**WHAT IS EXPECTED**
Repeat every entry word for word, skipping the pictures.

**RECORD EXCERPTS**
= = = = =

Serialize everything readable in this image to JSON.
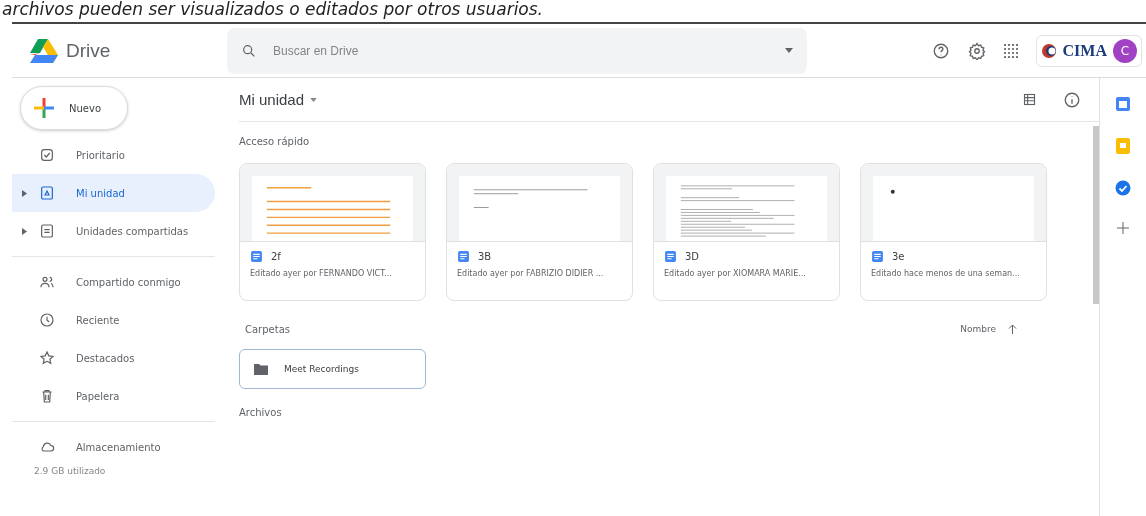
{
  "caption": "archivos pueden ser visualizados o editados por otros usuarios.",
  "header": {
    "app_name": "Drive",
    "search": {
      "placeholder": "Buscar en Drive"
    },
    "org_logo": "CIMA",
    "avatar": "C"
  },
  "new_button": "Nuevo",
  "sidebar": {
    "groups": [
      [
        {
          "label": "Prioritario",
          "selected": false,
          "expandable": false
        },
        {
          "label": "Mi unidad",
          "selected": true,
          "expandable": true
        },
        {
          "label": "Unidades compartidas",
          "selected": false,
          "expandable": true
        }
      ],
      [
        {
          "label": "Compartido conmigo",
          "selected": false,
          "expandable": false
        },
        {
          "label": "Reciente",
          "selected": false,
          "expandable": false
        },
        {
          "label": "Destacados",
          "selected": false,
          "expandable": false
        },
        {
          "label": "Papelera",
          "selected": false,
          "expandable": false
        }
      ],
      [
        {
          "label": "Almacenamiento",
          "selected": false,
          "expandable": false
        }
      ]
    ],
    "storage": "2.9 GB utilizado"
  },
  "breadcrumb": "Mi unidad",
  "quick_access": {
    "title": "Acceso rápido",
    "files": [
      {
        "name": "2f",
        "subtitle": "Editado ayer por FERNANDO VICT...",
        "kind": "orange"
      },
      {
        "name": "3B",
        "subtitle": "Editado ayer por FABRIZIO DIDIER ...",
        "kind": "sparse"
      },
      {
        "name": "3D",
        "subtitle": "Editado ayer por XIOMARA MARIE...",
        "kind": "dense"
      },
      {
        "name": "3e",
        "subtitle": "Editado hace menos de una seman...",
        "kind": "dot"
      }
    ]
  },
  "folders": {
    "title": "Carpetas",
    "sort": "Nombre",
    "items": [
      "Meet Recordings"
    ]
  },
  "files_title": "Archivos"
}
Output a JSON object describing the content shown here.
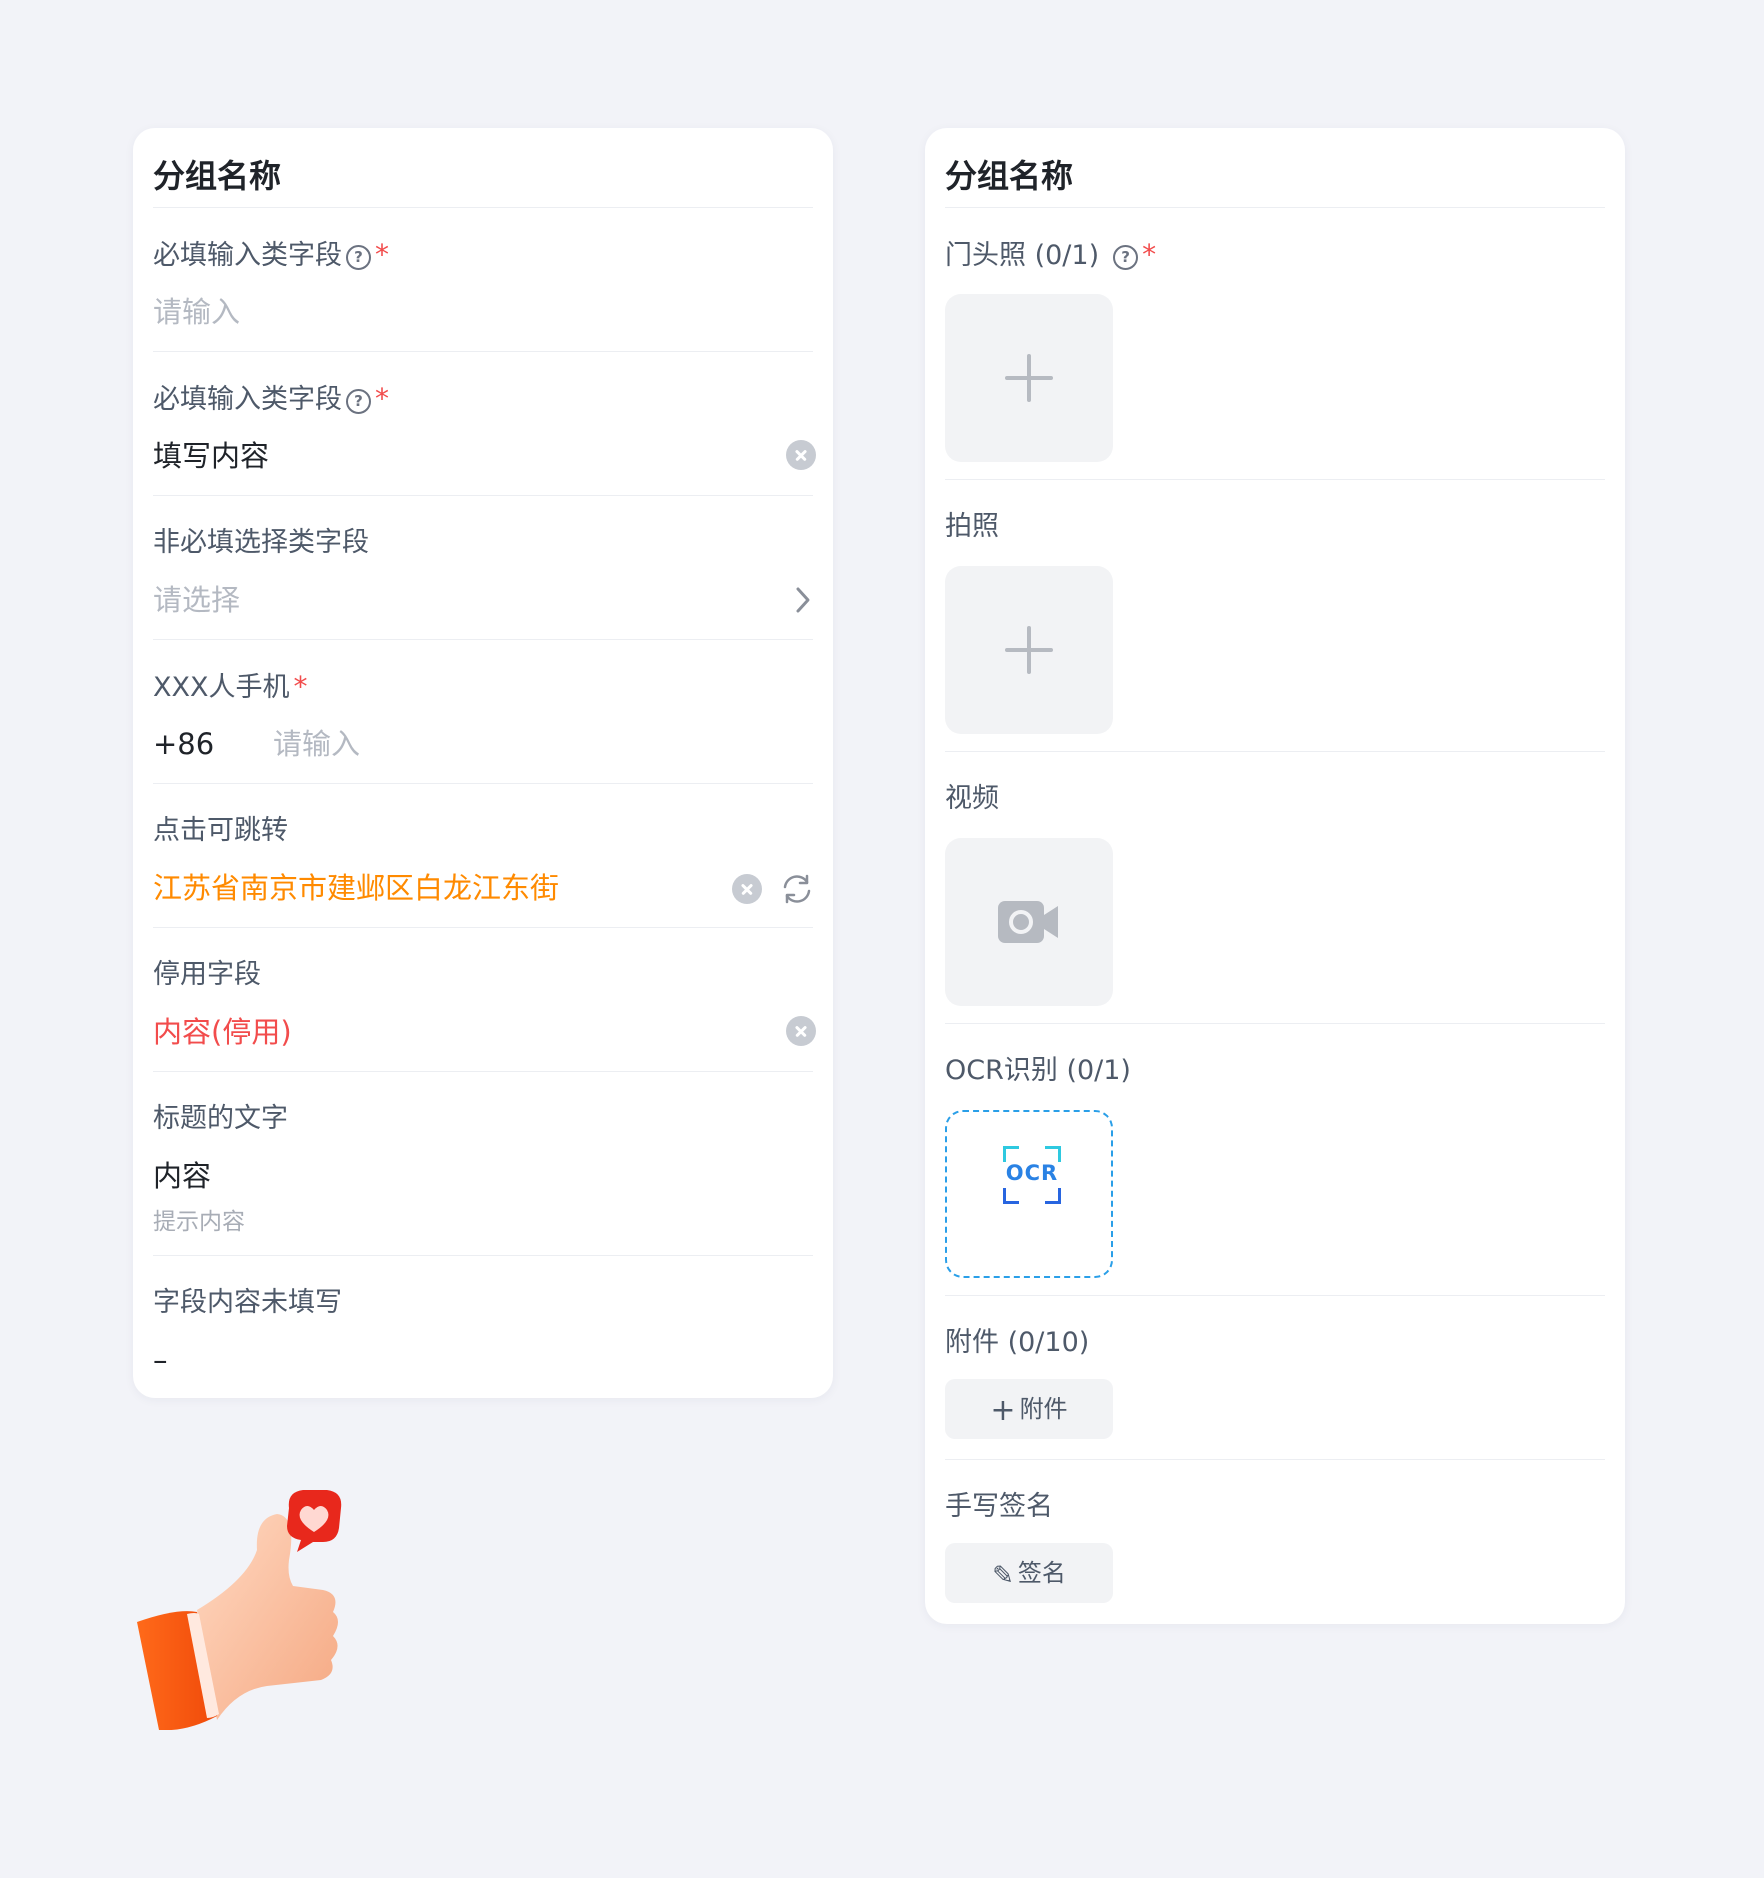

= = = = =

**OUTPUT OF THE TASK**
Serialize everything readable in this image to JSON.
{
  "caption": "archivos pueden ser visualizados o editados por otros usuarios.",
  "header": {
    "app_name": "Drive",
    "search": {
      "placeholder": "Buscar en Drive"
    },
    "org_logo": "CIMA",
    "avatar": "C"
  },
  "new_button": "Nuevo",
  "sidebar": {
    "groups": [
      [
        {
          "label": "Prioritario",
          "selected": false,
          "expandable": false
        },
        {
          "label": "Mi unidad",
          "selected": true,
          "expandable": true
        },
        {
          "label": "Unidades compartidas",
          "selected": false,
          "expandable": true
        }
      ],
      [
        {
          "label": "Compartido conmigo",
          "selected": false,
          "expandable": false
        },
        {
          "label": "Reciente",
          "selected": false,
          "expandable": false
        },
        {
          "label": "Destacados",
          "selected": false,
          "expandable": false
        },
        {
          "label": "Papelera",
          "selected": false,
          "expandable": false
        }
      ],
      [
        {
          "label": "Almacenamiento",
          "selected": false,
          "expandable": false
        }
      ]
    ],
    "storage": "2.9 GB utilizado"
  },
  "breadcrumb": "Mi unidad",
  "quick_access": {
    "title": "Acceso rápido",
    "files": [
      {
        "name": "2f",
        "subtitle": "Editado ayer por FERNANDO VICT...",
        "kind": "orange"
      },
      {
        "name": "3B",
        "subtitle": "Editado ayer por FABRIZIO DIDIER ...",
        "kind": "sparse"
      },
      {
        "name": "3D",
        "subtitle": "Editado ayer por XIOMARA MARIE...",
        "kind": "dense"
      },
      {
        "name": "3e",
        "subtitle": "Editado hace menos de una seman...",
        "kind": "dot"
      }
    ]
  },
  "folders": {
    "title": "Carpetas",
    "sort": "Nombre",
    "items": [
      "Meet Recordings"
    ]
  },
  "files_title": "Archivos"
}
Output a JSON object describing the content shown here.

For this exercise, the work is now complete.